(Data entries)
——
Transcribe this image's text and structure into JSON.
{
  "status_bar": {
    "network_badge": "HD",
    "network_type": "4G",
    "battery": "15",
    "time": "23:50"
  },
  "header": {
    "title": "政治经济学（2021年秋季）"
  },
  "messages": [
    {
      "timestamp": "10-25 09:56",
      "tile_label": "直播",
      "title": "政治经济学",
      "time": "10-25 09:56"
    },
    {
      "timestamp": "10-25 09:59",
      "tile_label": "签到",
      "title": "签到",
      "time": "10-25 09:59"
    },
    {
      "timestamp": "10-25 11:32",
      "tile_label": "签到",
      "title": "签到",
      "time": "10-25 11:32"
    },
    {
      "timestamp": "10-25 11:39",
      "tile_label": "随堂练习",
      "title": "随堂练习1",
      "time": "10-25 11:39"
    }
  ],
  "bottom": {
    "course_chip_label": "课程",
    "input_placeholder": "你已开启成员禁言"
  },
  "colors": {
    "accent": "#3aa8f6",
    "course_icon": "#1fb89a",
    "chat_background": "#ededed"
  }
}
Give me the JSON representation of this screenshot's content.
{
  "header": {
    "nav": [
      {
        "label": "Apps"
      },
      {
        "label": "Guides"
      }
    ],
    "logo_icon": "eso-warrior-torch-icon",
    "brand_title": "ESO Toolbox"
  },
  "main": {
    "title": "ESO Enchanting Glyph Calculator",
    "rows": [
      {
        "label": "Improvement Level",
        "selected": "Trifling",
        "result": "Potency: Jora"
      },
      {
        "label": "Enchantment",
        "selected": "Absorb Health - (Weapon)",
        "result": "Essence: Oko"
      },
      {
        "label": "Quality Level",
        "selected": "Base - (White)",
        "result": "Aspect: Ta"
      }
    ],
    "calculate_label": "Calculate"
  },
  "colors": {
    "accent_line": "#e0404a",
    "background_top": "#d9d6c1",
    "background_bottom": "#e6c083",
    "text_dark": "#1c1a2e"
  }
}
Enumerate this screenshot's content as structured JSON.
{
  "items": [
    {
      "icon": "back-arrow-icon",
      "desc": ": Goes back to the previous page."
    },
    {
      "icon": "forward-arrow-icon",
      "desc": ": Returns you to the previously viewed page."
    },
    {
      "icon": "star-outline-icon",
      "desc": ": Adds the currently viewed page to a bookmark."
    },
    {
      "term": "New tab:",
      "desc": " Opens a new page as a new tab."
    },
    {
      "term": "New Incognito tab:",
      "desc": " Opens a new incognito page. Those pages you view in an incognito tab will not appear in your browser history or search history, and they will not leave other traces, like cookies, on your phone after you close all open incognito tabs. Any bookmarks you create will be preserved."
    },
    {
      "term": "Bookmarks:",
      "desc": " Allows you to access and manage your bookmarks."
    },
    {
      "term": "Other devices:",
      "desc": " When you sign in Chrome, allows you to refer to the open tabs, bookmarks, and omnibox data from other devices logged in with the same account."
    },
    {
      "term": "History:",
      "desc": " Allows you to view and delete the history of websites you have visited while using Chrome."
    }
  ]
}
——
▶ _Problem description_
Look above for the line containing "Enumerate this screenshot's"; copy from it through the last line, exactly, and nothing more.

▶ _Right answer_
Enumerate this screenshot's content as structured JSON.
{
  "items": [
    {
      "icon": "back-arrow-icon",
      "desc": ": Goes back to the previous page."
    },
    {
      "icon": "forward-arrow-icon",
      "desc": ": Returns you to the previously viewed page."
    },
    {
      "icon": "star-outline-icon",
      "desc": ": Adds the currently viewed page to a bookmark."
    },
    {
      "term": "New tab:",
      "desc": " Opens a new page as a new tab."
    },
    {
      "term": "New Incognito tab:",
      "desc": " Opens a new incognito page. Those pages you view in an incognito tab will not appear in your browser history or search history, and they will not leave other traces, like cookies, on your phone after you close all open incognito tabs. Any bookmarks you create will be preserved."
    },
    {
      "term": "Bookmarks:",
      "desc": " Allows you to access and manage your bookmarks."
    },
    {
      "term": "Other devices:",
      "desc": " When you sign in Chrome, allows you to refer to the open tabs, bookmarks, and omnibox data from other devices logged in with the same account."
    },
    {
      "term": "History:",
      "desc": " Allows you to view and delete the history of websites you have visited while using Chrome."
    }
  ]
}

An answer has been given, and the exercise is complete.